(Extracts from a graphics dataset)
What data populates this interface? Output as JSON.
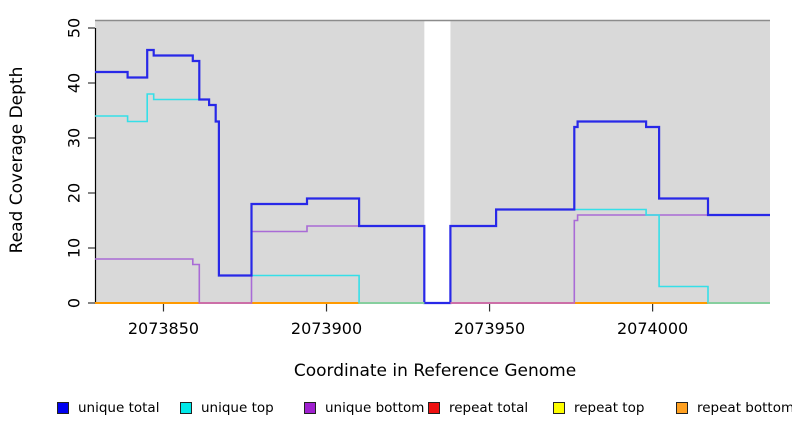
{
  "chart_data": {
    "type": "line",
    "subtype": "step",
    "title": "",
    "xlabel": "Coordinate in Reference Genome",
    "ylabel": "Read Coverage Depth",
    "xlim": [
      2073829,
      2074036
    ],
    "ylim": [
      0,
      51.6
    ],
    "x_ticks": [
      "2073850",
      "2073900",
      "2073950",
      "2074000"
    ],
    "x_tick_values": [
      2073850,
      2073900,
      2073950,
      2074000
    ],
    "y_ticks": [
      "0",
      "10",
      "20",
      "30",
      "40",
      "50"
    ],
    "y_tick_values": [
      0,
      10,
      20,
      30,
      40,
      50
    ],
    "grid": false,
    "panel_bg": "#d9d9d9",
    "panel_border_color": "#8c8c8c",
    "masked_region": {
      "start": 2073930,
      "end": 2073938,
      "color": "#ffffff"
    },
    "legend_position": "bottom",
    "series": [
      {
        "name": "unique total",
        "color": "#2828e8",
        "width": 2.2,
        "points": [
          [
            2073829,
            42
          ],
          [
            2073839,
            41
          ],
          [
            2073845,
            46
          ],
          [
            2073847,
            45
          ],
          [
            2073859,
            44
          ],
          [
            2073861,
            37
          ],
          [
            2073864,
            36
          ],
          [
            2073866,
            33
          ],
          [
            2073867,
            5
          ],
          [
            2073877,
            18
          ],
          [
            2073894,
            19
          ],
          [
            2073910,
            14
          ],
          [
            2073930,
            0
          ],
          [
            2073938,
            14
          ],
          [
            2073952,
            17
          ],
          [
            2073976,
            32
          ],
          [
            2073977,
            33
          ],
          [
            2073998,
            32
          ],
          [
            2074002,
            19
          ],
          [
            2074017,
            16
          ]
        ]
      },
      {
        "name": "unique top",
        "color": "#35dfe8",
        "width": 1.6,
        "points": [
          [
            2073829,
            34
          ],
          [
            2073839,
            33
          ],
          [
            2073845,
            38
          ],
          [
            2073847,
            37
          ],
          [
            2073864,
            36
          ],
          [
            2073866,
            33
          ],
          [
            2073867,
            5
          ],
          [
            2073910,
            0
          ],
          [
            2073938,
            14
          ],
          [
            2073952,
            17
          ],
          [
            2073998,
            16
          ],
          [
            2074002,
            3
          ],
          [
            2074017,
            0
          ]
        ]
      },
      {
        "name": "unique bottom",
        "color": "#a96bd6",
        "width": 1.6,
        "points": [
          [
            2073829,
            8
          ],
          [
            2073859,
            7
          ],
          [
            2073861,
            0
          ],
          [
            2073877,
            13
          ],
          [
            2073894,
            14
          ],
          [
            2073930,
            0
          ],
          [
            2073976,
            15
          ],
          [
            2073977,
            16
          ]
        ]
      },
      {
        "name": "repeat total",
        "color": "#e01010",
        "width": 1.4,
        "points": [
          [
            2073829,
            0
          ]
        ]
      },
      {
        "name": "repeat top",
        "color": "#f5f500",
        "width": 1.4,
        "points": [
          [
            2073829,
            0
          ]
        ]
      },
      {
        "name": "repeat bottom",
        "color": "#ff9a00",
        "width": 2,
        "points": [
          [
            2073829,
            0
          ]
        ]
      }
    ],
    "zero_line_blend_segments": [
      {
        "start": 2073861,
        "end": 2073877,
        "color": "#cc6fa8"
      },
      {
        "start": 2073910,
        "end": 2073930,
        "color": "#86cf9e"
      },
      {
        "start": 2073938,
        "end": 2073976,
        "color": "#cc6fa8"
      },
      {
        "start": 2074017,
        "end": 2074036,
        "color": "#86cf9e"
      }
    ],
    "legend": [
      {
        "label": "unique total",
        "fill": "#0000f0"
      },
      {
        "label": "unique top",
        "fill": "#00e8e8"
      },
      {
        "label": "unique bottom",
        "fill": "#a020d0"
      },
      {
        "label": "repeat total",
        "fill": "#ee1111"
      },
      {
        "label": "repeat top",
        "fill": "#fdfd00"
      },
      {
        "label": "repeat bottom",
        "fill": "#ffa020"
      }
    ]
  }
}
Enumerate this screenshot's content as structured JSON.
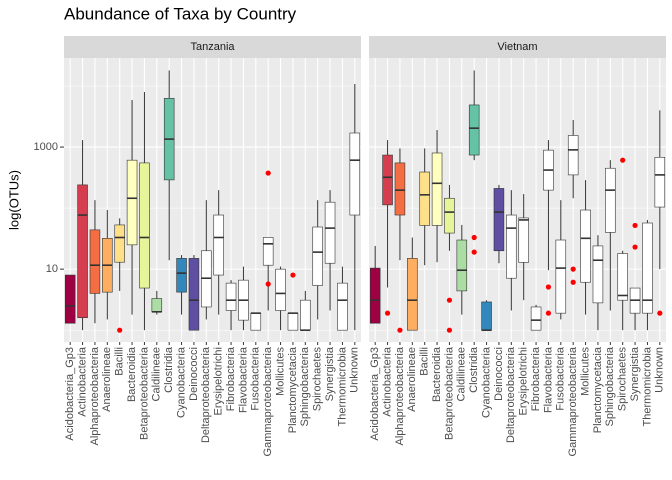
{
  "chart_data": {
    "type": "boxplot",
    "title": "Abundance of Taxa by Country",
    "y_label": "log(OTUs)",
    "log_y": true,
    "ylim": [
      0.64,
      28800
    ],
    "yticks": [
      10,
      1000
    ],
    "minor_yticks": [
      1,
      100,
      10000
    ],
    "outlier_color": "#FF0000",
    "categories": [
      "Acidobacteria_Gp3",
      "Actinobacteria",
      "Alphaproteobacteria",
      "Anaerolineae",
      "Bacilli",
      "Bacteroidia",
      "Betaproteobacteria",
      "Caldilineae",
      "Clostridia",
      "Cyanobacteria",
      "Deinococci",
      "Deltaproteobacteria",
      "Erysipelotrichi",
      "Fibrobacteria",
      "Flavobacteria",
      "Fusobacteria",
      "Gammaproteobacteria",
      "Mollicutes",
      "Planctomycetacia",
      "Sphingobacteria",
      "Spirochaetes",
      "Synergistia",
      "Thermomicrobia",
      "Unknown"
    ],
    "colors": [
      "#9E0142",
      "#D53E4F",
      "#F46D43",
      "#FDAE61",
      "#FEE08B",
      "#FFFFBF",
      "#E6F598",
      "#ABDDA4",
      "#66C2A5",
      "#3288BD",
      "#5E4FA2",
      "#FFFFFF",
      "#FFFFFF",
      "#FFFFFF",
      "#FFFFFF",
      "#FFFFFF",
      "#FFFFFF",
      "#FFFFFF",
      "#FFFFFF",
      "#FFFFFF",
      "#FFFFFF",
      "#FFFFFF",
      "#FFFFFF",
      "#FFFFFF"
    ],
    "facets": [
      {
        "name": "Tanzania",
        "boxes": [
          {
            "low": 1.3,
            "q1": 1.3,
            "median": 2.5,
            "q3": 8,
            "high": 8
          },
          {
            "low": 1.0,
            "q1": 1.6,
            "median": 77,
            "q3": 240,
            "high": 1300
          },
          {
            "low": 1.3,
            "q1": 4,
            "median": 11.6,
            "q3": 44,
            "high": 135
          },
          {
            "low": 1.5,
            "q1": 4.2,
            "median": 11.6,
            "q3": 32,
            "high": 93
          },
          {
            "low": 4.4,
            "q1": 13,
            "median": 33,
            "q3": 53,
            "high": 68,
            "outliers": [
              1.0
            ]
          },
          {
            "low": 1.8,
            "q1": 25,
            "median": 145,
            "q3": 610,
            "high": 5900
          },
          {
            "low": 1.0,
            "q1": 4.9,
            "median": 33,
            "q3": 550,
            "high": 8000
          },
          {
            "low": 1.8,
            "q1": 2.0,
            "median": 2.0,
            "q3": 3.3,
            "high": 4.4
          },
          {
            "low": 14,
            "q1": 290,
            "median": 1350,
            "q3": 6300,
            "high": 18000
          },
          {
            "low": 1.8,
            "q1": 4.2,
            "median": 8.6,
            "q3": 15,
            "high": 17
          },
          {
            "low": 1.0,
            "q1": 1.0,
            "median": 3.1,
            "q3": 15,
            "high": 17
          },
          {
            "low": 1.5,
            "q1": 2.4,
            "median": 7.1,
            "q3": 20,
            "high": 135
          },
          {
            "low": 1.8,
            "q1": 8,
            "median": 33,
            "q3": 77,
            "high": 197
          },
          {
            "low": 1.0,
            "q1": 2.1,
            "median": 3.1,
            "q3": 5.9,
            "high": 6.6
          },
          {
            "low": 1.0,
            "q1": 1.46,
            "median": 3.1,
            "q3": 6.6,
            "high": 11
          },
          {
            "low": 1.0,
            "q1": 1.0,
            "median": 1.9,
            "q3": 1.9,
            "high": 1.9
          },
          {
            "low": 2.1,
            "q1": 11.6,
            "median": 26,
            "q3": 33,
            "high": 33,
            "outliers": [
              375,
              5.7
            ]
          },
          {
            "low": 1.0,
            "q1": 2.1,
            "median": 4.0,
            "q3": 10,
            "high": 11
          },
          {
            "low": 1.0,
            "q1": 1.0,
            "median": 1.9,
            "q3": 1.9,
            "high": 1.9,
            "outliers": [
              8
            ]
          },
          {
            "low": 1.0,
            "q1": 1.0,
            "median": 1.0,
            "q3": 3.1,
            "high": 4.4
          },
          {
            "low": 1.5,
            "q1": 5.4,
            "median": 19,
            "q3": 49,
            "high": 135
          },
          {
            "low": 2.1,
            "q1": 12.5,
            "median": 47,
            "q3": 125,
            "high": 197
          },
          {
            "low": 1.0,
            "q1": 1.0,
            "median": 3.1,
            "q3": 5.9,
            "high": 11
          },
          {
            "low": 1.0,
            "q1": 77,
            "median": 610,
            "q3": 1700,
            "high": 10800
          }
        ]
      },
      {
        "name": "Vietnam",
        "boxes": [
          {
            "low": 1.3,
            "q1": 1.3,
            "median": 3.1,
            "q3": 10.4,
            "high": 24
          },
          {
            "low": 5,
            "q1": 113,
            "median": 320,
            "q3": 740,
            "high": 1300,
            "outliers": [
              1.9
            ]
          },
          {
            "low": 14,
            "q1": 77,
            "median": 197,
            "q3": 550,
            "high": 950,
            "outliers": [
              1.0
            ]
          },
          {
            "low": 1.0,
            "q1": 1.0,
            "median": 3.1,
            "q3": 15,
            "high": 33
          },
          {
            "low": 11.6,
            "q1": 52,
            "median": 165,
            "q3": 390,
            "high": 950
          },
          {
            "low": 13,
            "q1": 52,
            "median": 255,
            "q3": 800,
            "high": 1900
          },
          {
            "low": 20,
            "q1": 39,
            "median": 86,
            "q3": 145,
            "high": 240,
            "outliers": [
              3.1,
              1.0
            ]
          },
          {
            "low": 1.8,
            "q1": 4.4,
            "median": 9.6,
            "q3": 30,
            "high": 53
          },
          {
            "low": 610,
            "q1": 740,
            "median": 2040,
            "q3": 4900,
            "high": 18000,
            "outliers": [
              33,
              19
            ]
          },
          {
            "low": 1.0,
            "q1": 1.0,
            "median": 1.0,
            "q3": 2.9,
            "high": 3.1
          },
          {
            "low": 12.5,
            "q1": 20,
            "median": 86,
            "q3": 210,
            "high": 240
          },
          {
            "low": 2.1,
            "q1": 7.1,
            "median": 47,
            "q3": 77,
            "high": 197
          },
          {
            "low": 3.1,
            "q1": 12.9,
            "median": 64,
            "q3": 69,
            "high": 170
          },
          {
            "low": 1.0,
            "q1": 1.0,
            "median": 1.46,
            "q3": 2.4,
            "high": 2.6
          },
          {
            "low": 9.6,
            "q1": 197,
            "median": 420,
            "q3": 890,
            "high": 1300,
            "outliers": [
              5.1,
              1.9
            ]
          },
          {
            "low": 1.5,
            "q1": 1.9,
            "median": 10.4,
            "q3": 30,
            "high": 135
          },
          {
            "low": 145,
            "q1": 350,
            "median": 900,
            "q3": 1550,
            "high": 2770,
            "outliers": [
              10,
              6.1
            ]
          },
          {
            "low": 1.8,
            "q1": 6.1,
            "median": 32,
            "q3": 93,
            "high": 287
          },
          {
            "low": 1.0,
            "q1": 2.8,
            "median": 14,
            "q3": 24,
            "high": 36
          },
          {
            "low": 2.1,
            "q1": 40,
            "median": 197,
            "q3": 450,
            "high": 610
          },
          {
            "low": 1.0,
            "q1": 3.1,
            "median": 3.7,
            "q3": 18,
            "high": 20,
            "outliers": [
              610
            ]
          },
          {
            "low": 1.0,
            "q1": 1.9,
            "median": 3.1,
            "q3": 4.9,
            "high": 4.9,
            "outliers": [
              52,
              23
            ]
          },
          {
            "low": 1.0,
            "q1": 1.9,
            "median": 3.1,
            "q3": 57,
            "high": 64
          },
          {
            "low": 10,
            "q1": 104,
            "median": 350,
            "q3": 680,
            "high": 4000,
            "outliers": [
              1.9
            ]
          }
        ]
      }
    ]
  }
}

> **EXERCISE**: Where a line in the records above contains the string "fill", copy that line.

> **EXERCISE RESULT**:
        "fill": "#0000f0"
        "fill": "#00e8e8"
        "fill": "#a020d0"
        "fill": "#ee1111"
        "fill": "#fdfd00"
        "fill": "#ffa020"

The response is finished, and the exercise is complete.